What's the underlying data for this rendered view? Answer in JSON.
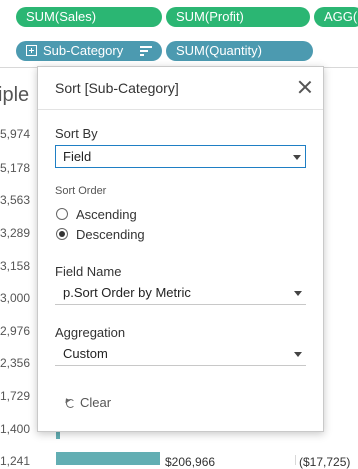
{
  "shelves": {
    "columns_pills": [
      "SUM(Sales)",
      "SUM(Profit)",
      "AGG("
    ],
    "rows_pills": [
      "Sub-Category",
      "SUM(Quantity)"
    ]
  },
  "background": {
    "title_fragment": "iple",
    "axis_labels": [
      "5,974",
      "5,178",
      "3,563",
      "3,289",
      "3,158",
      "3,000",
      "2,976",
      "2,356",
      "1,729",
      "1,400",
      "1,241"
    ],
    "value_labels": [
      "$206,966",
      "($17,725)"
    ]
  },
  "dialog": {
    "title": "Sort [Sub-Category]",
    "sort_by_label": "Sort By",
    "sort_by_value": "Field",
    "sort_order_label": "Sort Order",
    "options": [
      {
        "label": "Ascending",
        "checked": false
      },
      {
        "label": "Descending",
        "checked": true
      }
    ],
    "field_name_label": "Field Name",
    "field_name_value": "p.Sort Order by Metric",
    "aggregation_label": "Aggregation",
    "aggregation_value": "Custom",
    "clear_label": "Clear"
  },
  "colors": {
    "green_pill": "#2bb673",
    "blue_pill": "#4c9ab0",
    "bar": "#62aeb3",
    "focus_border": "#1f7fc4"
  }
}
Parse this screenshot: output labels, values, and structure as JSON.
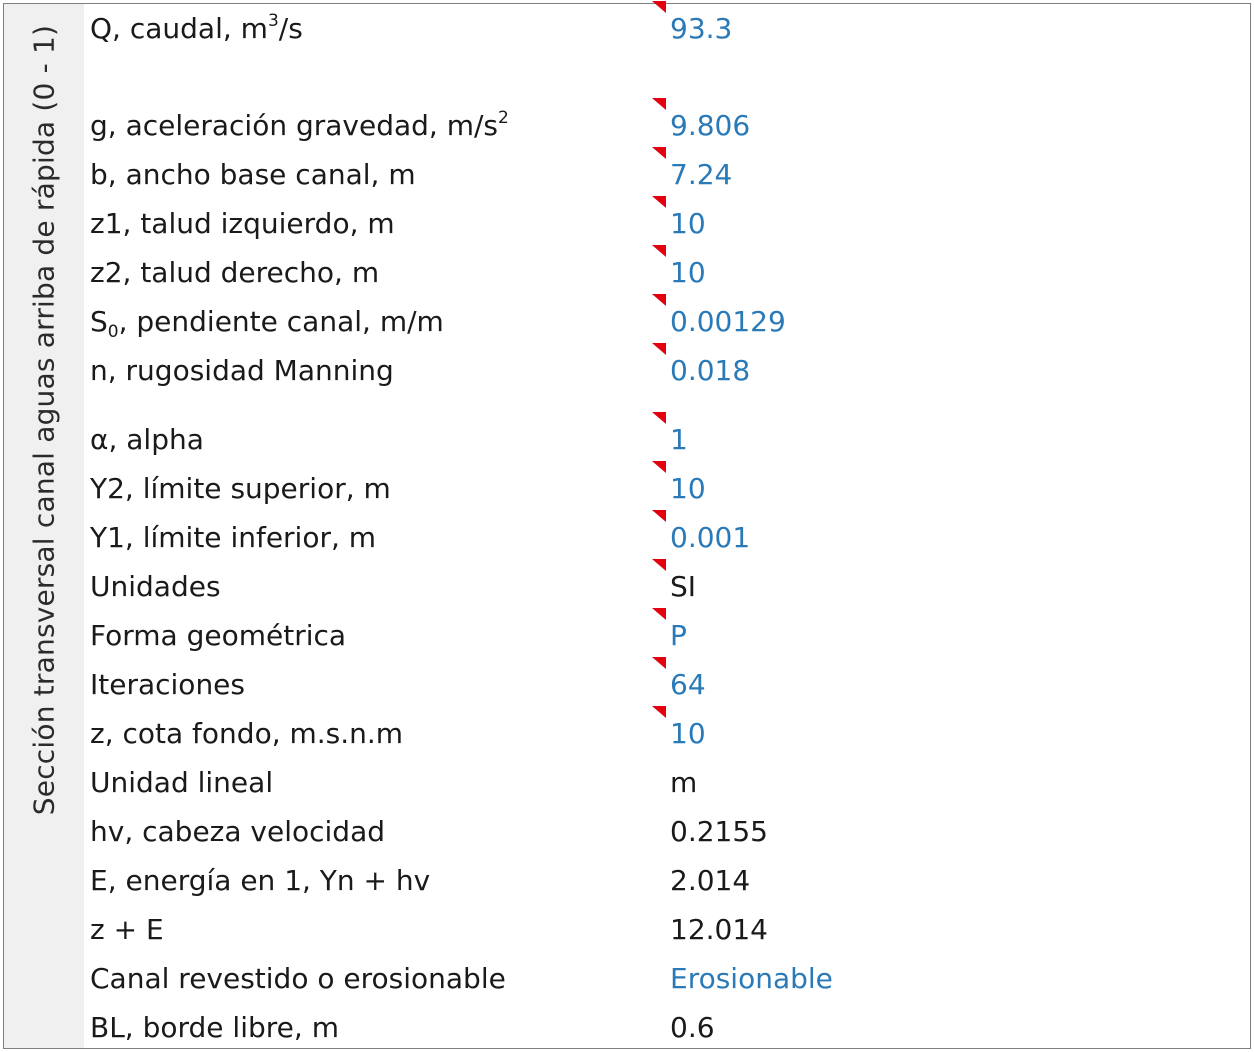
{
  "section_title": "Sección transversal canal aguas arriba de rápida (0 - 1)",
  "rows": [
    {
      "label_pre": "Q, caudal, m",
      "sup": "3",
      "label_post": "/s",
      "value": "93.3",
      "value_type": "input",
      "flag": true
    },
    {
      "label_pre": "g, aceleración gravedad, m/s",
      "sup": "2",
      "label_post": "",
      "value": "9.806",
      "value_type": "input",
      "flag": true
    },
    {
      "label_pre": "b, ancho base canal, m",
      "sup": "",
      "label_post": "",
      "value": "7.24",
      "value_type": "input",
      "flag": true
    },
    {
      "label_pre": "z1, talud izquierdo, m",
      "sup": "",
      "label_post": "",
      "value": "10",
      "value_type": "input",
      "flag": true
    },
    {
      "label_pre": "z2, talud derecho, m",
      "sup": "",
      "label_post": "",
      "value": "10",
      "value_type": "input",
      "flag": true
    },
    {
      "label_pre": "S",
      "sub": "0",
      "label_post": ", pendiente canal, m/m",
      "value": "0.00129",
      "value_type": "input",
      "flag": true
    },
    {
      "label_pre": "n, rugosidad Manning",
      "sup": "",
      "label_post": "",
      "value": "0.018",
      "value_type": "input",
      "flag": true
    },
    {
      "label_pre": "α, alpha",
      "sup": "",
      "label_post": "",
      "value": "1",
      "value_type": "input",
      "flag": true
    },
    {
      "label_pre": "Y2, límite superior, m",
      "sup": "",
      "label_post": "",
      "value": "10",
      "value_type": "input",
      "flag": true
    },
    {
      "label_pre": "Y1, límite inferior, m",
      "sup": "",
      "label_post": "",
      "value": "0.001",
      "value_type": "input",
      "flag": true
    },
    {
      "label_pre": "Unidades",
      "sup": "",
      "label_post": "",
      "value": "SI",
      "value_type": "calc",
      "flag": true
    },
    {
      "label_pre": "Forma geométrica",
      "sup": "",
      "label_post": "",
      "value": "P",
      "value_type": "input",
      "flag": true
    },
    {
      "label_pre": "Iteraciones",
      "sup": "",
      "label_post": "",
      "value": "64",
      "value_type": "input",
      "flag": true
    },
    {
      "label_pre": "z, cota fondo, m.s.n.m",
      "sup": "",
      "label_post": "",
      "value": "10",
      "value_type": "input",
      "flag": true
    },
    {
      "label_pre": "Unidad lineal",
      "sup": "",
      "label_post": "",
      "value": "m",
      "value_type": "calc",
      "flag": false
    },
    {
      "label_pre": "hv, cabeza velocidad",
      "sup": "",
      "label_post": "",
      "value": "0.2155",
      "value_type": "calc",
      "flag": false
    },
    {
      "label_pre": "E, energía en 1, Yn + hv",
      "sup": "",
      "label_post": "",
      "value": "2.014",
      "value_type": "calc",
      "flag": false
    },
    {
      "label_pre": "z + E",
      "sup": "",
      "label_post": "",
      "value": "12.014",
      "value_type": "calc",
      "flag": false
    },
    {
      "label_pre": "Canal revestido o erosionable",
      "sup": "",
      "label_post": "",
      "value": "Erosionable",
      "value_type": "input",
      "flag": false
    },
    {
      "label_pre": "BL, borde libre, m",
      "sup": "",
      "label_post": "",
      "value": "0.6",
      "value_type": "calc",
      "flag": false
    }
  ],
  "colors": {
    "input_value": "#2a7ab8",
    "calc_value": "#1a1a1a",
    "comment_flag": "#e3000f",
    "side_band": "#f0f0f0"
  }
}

--

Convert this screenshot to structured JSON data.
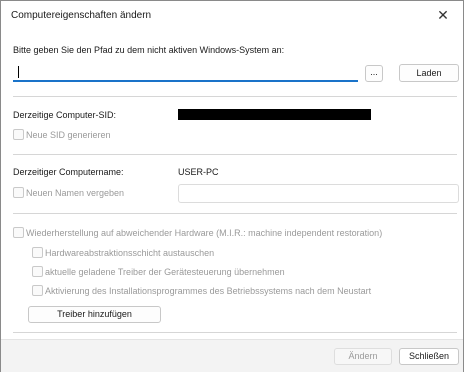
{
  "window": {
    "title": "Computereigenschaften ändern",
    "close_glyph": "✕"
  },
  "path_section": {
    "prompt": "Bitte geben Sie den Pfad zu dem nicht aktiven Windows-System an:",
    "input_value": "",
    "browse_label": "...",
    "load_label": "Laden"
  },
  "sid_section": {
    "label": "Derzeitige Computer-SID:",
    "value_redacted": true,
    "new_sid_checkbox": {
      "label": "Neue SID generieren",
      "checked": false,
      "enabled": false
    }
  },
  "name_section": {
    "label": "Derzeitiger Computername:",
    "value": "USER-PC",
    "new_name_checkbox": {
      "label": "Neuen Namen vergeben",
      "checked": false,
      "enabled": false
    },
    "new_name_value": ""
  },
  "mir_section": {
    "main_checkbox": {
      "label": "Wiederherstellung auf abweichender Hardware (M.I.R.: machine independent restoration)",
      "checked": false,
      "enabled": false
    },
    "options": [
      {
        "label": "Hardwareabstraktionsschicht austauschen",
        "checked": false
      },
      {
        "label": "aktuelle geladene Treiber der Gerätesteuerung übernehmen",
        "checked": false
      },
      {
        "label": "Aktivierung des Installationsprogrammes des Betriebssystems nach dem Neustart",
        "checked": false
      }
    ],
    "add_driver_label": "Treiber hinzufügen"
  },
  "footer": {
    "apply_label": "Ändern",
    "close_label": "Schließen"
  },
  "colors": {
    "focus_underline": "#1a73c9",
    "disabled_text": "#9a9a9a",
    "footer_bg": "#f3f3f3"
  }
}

--

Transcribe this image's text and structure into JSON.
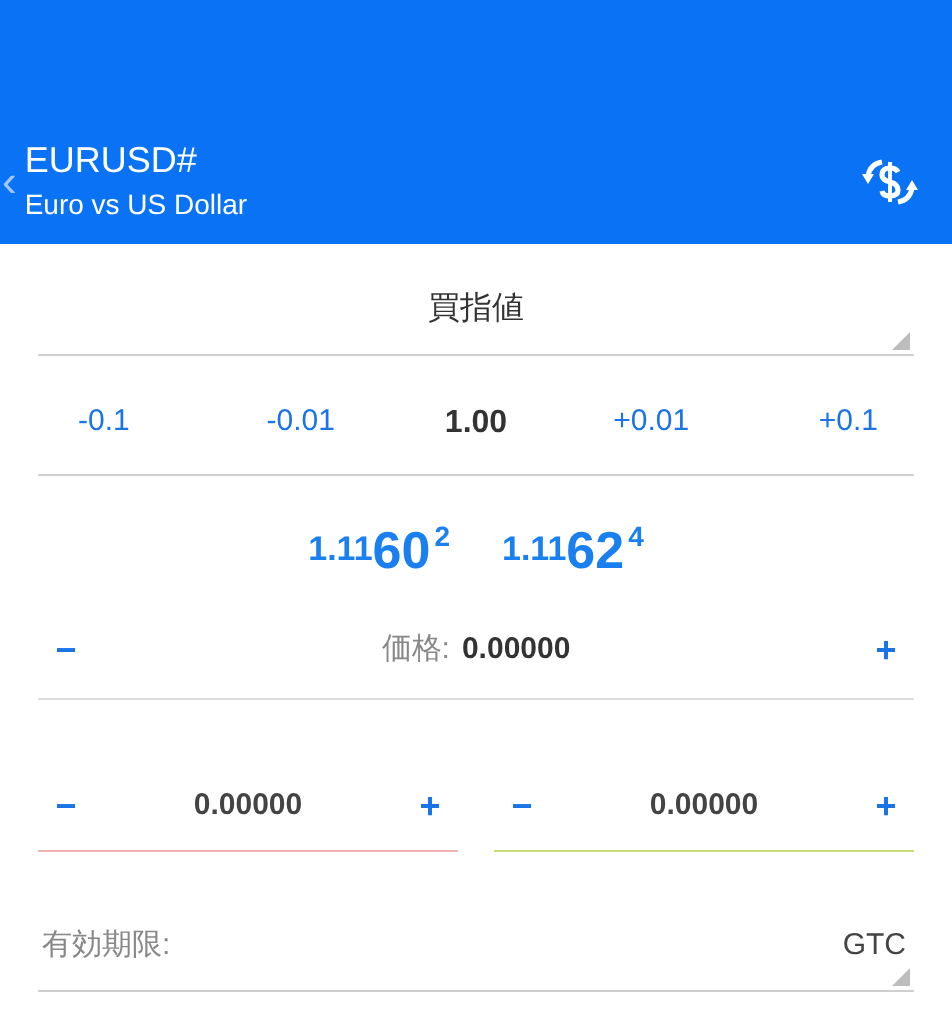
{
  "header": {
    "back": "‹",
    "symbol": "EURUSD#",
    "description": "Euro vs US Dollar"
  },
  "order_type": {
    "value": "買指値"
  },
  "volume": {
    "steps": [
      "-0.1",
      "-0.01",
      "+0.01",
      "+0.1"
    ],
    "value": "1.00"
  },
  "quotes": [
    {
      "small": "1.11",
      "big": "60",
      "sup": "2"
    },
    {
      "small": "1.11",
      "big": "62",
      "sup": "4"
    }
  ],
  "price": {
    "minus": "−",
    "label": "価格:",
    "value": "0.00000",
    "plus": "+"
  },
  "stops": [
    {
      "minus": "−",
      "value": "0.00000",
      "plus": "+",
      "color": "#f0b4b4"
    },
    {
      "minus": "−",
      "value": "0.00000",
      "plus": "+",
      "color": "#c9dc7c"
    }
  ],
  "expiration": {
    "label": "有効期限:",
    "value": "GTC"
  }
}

--

# Problem details:
Exactly how many lines in the data above contain the word "Category"? Respond with the number and nothing more.

# Output of the task:
2